All entries must be extracted exactly, with nothing added or dropped.

# # # # #

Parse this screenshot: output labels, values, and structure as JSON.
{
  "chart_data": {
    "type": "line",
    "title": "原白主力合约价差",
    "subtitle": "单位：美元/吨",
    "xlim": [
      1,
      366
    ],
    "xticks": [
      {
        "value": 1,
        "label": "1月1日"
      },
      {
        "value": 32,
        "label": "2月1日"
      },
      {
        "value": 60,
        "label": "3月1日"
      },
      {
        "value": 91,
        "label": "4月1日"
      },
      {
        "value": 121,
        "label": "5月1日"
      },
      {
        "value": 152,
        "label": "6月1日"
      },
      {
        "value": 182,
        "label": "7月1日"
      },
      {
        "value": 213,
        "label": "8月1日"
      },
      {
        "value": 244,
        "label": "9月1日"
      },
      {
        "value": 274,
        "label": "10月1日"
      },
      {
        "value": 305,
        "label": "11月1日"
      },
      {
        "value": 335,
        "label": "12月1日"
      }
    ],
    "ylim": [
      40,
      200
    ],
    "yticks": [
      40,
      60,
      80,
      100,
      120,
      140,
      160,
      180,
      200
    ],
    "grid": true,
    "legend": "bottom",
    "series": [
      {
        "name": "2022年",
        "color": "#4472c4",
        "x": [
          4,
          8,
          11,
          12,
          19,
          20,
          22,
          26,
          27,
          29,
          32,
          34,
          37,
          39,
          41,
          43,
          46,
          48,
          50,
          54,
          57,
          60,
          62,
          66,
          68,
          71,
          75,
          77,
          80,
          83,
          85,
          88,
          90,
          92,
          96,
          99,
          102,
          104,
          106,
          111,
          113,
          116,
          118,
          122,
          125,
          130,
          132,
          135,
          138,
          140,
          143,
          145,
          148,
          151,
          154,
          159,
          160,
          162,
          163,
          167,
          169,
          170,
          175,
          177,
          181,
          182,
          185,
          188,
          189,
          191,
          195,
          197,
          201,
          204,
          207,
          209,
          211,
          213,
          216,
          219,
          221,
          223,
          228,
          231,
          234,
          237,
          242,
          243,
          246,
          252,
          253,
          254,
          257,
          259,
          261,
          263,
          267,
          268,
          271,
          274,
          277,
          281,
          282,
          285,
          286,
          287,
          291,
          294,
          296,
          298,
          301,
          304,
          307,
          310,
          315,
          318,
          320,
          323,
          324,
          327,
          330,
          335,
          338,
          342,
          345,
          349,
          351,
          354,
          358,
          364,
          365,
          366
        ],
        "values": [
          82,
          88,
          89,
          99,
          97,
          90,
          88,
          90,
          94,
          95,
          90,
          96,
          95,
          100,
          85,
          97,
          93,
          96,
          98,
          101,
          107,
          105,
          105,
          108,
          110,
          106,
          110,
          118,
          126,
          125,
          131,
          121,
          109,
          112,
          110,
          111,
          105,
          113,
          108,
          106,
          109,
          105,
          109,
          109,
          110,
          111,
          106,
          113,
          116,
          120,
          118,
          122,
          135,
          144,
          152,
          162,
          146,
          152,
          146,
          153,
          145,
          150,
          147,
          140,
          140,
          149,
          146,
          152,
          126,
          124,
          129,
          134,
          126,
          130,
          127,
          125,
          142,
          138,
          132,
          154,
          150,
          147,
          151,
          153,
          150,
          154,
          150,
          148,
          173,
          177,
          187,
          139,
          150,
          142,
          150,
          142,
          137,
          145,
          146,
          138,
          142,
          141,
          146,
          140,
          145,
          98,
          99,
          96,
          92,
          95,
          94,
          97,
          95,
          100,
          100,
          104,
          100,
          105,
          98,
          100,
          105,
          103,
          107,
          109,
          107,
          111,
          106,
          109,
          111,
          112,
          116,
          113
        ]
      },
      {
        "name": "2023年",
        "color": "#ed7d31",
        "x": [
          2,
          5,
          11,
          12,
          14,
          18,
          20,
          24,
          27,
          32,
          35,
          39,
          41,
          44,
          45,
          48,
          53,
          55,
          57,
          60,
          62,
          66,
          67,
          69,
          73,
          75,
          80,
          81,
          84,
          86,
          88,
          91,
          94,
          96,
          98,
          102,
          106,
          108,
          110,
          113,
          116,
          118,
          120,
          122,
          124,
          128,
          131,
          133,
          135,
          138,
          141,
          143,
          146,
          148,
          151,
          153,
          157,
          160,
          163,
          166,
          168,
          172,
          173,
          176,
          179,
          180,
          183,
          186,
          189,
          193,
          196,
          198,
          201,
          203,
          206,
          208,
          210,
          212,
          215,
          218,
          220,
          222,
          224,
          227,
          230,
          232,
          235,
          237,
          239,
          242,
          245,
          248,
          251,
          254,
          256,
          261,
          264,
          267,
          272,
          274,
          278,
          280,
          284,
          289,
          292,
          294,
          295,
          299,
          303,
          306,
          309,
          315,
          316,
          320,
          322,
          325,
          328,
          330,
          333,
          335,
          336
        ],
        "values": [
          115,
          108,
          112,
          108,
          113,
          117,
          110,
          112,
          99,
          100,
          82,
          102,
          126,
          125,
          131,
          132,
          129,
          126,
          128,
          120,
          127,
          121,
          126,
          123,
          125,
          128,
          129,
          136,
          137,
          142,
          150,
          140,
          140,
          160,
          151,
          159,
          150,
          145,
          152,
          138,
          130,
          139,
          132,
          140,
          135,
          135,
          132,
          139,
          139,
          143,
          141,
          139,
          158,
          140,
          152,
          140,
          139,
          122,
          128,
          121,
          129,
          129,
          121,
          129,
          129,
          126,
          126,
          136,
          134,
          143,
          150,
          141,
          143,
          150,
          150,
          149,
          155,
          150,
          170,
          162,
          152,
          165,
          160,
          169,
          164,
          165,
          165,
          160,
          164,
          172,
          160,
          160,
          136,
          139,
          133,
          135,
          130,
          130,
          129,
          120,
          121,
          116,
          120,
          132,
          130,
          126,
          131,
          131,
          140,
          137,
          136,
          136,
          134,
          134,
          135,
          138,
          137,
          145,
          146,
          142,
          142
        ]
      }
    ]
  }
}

# # # # #

→ **Reply**
Parse this screenshot: output labels, values, and structure as JSON.
{
  "chart_data": {
    "type": "line",
    "title": "原白主力合约价差",
    "subtitle": "单位：美元/吨",
    "xlim": [
      1,
      366
    ],
    "xticks": [
      {
        "value": 1,
        "label": "1月1日"
      },
      {
        "value": 32,
        "label": "2月1日"
      },
      {
        "value": 60,
        "label": "3月1日"
      },
      {
        "value": 91,
        "label": "4月1日"
      },
      {
        "value": 121,
        "label": "5月1日"
      },
      {
        "value": 152,
        "label": "6月1日"
      },
      {
        "value": 182,
        "label": "7月1日"
      },
      {
        "value": 213,
        "label": "8月1日"
      },
      {
        "value": 244,
        "label": "9月1日"
      },
      {
        "value": 274,
        "label": "10月1日"
      },
      {
        "value": 305,
        "label": "11月1日"
      },
      {
        "value": 335,
        "label": "12月1日"
      }
    ],
    "ylim": [
      40,
      200
    ],
    "yticks": [
      40,
      60,
      80,
      100,
      120,
      140,
      160,
      180,
      200
    ],
    "grid": true,
    "legend": "bottom",
    "series": [
      {
        "name": "2022年",
        "color": "#4472c4",
        "x": [
          4,
          8,
          11,
          12,
          19,
          20,
          22,
          26,
          27,
          29,
          32,
          34,
          37,
          39,
          41,
          43,
          46,
          48,
          50,
          54,
          57,
          60,
          62,
          66,
          68,
          71,
          75,
          77,
          80,
          83,
          85,
          88,
          90,
          92,
          96,
          99,
          102,
          104,
          106,
          111,
          113,
          116,
          118,
          122,
          125,
          130,
          132,
          135,
          138,
          140,
          143,
          145,
          148,
          151,
          154,
          159,
          160,
          162,
          163,
          167,
          169,
          170,
          175,
          177,
          181,
          182,
          185,
          188,
          189,
          191,
          195,
          197,
          201,
          204,
          207,
          209,
          211,
          213,
          216,
          219,
          221,
          223,
          228,
          231,
          234,
          237,
          242,
          243,
          246,
          252,
          253,
          254,
          257,
          259,
          261,
          263,
          267,
          268,
          271,
          274,
          277,
          281,
          282,
          285,
          286,
          287,
          291,
          294,
          296,
          298,
          301,
          304,
          307,
          310,
          315,
          318,
          320,
          323,
          324,
          327,
          330,
          335,
          338,
          342,
          345,
          349,
          351,
          354,
          358,
          364,
          365,
          366
        ],
        "values": [
          82,
          88,
          89,
          99,
          97,
          90,
          88,
          90,
          94,
          95,
          90,
          96,
          95,
          100,
          85,
          97,
          93,
          96,
          98,
          101,
          107,
          105,
          105,
          108,
          110,
          106,
          110,
          118,
          126,
          125,
          131,
          121,
          109,
          112,
          110,
          111,
          105,
          113,
          108,
          106,
          109,
          105,
          109,
          109,
          110,
          111,
          106,
          113,
          116,
          120,
          118,
          122,
          135,
          144,
          152,
          162,
          146,
          152,
          146,
          153,
          145,
          150,
          147,
          140,
          140,
          149,
          146,
          152,
          126,
          124,
          129,
          134,
          126,
          130,
          127,
          125,
          142,
          138,
          132,
          154,
          150,
          147,
          151,
          153,
          150,
          154,
          150,
          148,
          173,
          177,
          187,
          139,
          150,
          142,
          150,
          142,
          137,
          145,
          146,
          138,
          142,
          141,
          146,
          140,
          145,
          98,
          99,
          96,
          92,
          95,
          94,
          97,
          95,
          100,
          100,
          104,
          100,
          105,
          98,
          100,
          105,
          103,
          107,
          109,
          107,
          111,
          106,
          109,
          111,
          112,
          116,
          113
        ]
      },
      {
        "name": "2023年",
        "color": "#ed7d31",
        "x": [
          2,
          5,
          11,
          12,
          14,
          18,
          20,
          24,
          27,
          32,
          35,
          39,
          41,
          44,
          45,
          48,
          53,
          55,
          57,
          60,
          62,
          66,
          67,
          69,
          73,
          75,
          80,
          81,
          84,
          86,
          88,
          91,
          94,
          96,
          98,
          102,
          106,
          108,
          110,
          113,
          116,
          118,
          120,
          122,
          124,
          128,
          131,
          133,
          135,
          138,
          141,
          143,
          146,
          148,
          151,
          153,
          157,
          160,
          163,
          166,
          168,
          172,
          173,
          176,
          179,
          180,
          183,
          186,
          189,
          193,
          196,
          198,
          201,
          203,
          206,
          208,
          210,
          212,
          215,
          218,
          220,
          222,
          224,
          227,
          230,
          232,
          235,
          237,
          239,
          242,
          245,
          248,
          251,
          254,
          256,
          261,
          264,
          267,
          272,
          274,
          278,
          280,
          284,
          289,
          292,
          294,
          295,
          299,
          303,
          306,
          309,
          315,
          316,
          320,
          322,
          325,
          328,
          330,
          333,
          335,
          336
        ],
        "values": [
          115,
          108,
          112,
          108,
          113,
          117,
          110,
          112,
          99,
          100,
          82,
          102,
          126,
          125,
          131,
          132,
          129,
          126,
          128,
          120,
          127,
          121,
          126,
          123,
          125,
          128,
          129,
          136,
          137,
          142,
          150,
          140,
          140,
          160,
          151,
          159,
          150,
          145,
          152,
          138,
          130,
          139,
          132,
          140,
          135,
          135,
          132,
          139,
          139,
          143,
          141,
          139,
          158,
          140,
          152,
          140,
          139,
          122,
          128,
          121,
          129,
          129,
          121,
          129,
          129,
          126,
          126,
          136,
          134,
          143,
          150,
          141,
          143,
          150,
          150,
          149,
          155,
          150,
          170,
          162,
          152,
          165,
          160,
          169,
          164,
          165,
          165,
          160,
          164,
          172,
          160,
          160,
          136,
          139,
          133,
          135,
          130,
          130,
          129,
          120,
          121,
          116,
          120,
          132,
          130,
          126,
          131,
          131,
          140,
          137,
          136,
          136,
          134,
          134,
          135,
          138,
          137,
          145,
          146,
          142,
          142
        ]
      }
    ]
  }
}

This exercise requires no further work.